Figure record extracts
__________

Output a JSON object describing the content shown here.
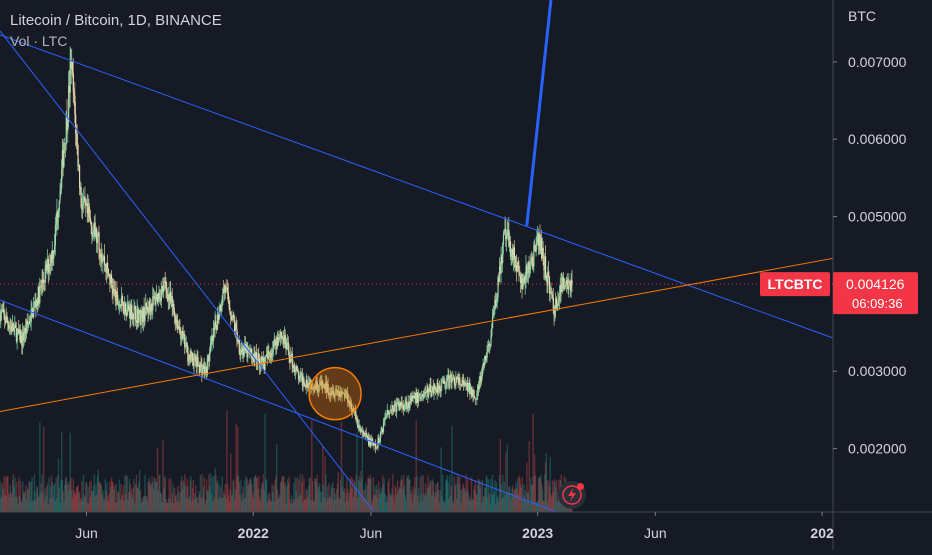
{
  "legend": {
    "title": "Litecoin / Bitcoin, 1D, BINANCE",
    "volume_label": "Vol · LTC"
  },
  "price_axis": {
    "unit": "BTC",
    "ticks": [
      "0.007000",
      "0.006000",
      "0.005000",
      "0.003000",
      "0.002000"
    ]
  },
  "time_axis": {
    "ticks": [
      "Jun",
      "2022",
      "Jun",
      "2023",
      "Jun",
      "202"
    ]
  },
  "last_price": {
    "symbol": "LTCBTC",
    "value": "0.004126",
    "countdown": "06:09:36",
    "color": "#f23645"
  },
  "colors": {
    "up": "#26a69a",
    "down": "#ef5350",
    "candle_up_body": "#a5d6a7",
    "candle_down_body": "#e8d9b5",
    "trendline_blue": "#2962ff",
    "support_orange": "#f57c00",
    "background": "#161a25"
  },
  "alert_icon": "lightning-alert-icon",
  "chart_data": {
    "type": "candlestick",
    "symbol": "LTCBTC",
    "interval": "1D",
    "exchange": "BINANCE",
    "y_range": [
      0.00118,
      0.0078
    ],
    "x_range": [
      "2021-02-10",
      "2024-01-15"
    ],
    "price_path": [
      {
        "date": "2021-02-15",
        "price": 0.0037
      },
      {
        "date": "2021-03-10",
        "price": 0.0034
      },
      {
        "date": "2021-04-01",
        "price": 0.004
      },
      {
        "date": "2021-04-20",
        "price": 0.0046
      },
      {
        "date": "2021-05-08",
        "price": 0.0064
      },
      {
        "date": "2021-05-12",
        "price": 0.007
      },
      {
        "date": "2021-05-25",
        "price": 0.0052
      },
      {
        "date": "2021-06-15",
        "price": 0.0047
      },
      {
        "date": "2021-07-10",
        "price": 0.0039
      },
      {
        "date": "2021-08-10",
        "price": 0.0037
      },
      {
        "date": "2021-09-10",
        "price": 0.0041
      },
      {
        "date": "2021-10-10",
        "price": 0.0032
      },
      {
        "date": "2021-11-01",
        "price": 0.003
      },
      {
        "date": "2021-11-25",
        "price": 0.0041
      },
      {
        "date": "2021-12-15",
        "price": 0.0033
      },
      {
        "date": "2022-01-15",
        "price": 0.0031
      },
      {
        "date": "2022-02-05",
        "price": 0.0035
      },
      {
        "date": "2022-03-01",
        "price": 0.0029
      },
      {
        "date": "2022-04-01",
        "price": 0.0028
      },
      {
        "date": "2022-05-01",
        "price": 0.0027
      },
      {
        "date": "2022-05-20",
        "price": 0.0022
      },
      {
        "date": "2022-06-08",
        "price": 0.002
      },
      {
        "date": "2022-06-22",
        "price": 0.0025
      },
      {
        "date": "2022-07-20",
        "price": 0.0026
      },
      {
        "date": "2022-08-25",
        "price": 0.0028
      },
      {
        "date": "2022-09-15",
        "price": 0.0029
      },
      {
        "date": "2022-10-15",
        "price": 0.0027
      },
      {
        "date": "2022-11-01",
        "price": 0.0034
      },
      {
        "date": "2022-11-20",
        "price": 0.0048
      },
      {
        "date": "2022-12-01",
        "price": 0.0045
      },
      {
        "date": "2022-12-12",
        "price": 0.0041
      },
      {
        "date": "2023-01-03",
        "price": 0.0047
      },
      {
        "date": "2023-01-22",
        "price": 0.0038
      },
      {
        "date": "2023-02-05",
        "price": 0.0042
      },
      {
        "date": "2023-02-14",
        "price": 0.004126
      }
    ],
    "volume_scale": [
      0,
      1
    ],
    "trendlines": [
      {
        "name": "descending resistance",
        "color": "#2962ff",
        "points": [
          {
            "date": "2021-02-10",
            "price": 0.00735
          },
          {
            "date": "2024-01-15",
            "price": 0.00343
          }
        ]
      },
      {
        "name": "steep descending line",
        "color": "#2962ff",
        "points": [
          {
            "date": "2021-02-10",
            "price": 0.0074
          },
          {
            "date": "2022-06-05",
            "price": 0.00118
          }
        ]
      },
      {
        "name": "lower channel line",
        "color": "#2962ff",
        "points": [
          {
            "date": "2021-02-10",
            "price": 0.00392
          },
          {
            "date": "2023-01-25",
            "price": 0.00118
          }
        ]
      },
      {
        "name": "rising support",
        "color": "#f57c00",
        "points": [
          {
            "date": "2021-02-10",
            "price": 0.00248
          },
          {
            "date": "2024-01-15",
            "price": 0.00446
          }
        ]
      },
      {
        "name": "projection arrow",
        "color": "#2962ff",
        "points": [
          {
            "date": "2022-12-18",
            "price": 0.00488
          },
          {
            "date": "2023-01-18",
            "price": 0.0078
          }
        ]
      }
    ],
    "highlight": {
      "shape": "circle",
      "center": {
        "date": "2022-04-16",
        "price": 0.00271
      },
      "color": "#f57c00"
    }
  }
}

__________

Look through the entries above and list every line containing "descending".

◆ **Answer**
        "name": "descending resistance",
        "name": "steep descending line",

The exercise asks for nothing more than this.